Items from a dataset
******

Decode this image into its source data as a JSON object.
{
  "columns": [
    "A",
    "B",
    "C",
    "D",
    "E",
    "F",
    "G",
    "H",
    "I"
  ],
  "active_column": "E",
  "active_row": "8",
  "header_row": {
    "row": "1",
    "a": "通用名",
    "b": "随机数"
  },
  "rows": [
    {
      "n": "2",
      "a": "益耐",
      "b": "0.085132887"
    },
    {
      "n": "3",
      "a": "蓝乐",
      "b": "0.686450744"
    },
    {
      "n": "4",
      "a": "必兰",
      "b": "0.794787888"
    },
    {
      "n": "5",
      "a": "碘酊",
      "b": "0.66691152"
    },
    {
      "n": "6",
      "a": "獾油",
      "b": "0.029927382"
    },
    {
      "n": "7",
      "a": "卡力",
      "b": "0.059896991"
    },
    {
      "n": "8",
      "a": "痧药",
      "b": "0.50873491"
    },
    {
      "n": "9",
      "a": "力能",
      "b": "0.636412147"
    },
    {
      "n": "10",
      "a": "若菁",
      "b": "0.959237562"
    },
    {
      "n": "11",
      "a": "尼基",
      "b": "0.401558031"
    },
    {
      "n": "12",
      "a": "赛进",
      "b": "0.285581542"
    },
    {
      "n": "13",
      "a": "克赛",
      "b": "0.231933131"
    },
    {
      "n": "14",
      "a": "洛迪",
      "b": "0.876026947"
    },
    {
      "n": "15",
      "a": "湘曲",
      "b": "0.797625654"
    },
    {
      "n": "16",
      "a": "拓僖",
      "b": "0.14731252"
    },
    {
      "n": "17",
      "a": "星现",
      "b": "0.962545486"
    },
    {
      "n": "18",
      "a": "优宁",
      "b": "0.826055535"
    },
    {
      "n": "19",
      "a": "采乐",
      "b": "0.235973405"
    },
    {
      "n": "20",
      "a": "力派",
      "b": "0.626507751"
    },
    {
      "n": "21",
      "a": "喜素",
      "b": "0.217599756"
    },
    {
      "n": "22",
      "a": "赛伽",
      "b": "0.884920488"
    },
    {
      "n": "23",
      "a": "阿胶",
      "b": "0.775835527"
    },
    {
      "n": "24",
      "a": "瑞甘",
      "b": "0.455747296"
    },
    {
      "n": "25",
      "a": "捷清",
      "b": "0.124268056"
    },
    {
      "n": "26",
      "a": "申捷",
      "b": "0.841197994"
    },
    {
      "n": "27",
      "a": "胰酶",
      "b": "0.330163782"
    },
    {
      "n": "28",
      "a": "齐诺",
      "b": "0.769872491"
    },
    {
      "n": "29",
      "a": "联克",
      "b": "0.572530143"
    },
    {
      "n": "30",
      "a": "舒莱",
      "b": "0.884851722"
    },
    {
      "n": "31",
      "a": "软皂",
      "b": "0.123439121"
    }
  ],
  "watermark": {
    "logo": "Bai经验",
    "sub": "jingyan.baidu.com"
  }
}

******

Reproduce the material above without altering a single character.

__Written solution__:
Decode this image into its source data as a JSON object.
{
  "columns": [
    "A",
    "B",
    "C",
    "D",
    "E",
    "F",
    "G",
    "H",
    "I"
  ],
  "active_column": "E",
  "active_row": "8",
  "header_row": {
    "row": "1",
    "a": "通用名",
    "b": "随机数"
  },
  "rows": [
    {
      "n": "2",
      "a": "益耐",
      "b": "0.085132887"
    },
    {
      "n": "3",
      "a": "蓝乐",
      "b": "0.686450744"
    },
    {
      "n": "4",
      "a": "必兰",
      "b": "0.794787888"
    },
    {
      "n": "5",
      "a": "碘酊",
      "b": "0.66691152"
    },
    {
      "n": "6",
      "a": "獾油",
      "b": "0.029927382"
    },
    {
      "n": "7",
      "a": "卡力",
      "b": "0.059896991"
    },
    {
      "n": "8",
      "a": "痧药",
      "b": "0.50873491"
    },
    {
      "n": "9",
      "a": "力能",
      "b": "0.636412147"
    },
    {
      "n": "10",
      "a": "若菁",
      "b": "0.959237562"
    },
    {
      "n": "11",
      "a": "尼基",
      "b": "0.401558031"
    },
    {
      "n": "12",
      "a": "赛进",
      "b": "0.285581542"
    },
    {
      "n": "13",
      "a": "克赛",
      "b": "0.231933131"
    },
    {
      "n": "14",
      "a": "洛迪",
      "b": "0.876026947"
    },
    {
      "n": "15",
      "a": "湘曲",
      "b": "0.797625654"
    },
    {
      "n": "16",
      "a": "拓僖",
      "b": "0.14731252"
    },
    {
      "n": "17",
      "a": "星现",
      "b": "0.962545486"
    },
    {
      "n": "18",
      "a": "优宁",
      "b": "0.826055535"
    },
    {
      "n": "19",
      "a": "采乐",
      "b": "0.235973405"
    },
    {
      "n": "20",
      "a": "力派",
      "b": "0.626507751"
    },
    {
      "n": "21",
      "a": "喜素",
      "b": "0.217599756"
    },
    {
      "n": "22",
      "a": "赛伽",
      "b": "0.884920488"
    },
    {
      "n": "23",
      "a": "阿胶",
      "b": "0.775835527"
    },
    {
      "n": "24",
      "a": "瑞甘",
      "b": "0.455747296"
    },
    {
      "n": "25",
      "a": "捷清",
      "b": "0.124268056"
    },
    {
      "n": "26",
      "a": "申捷",
      "b": "0.841197994"
    },
    {
      "n": "27",
      "a": "胰酶",
      "b": "0.330163782"
    },
    {
      "n": "28",
      "a": "齐诺",
      "b": "0.769872491"
    },
    {
      "n": "29",
      "a": "联克",
      "b": "0.572530143"
    },
    {
      "n": "30",
      "a": "舒莱",
      "b": "0.884851722"
    },
    {
      "n": "31",
      "a": "软皂",
      "b": "0.123439121"
    }
  ],
  "watermark": {
    "logo": "Bai经验",
    "sub": "jingyan.baidu.com"
  }
}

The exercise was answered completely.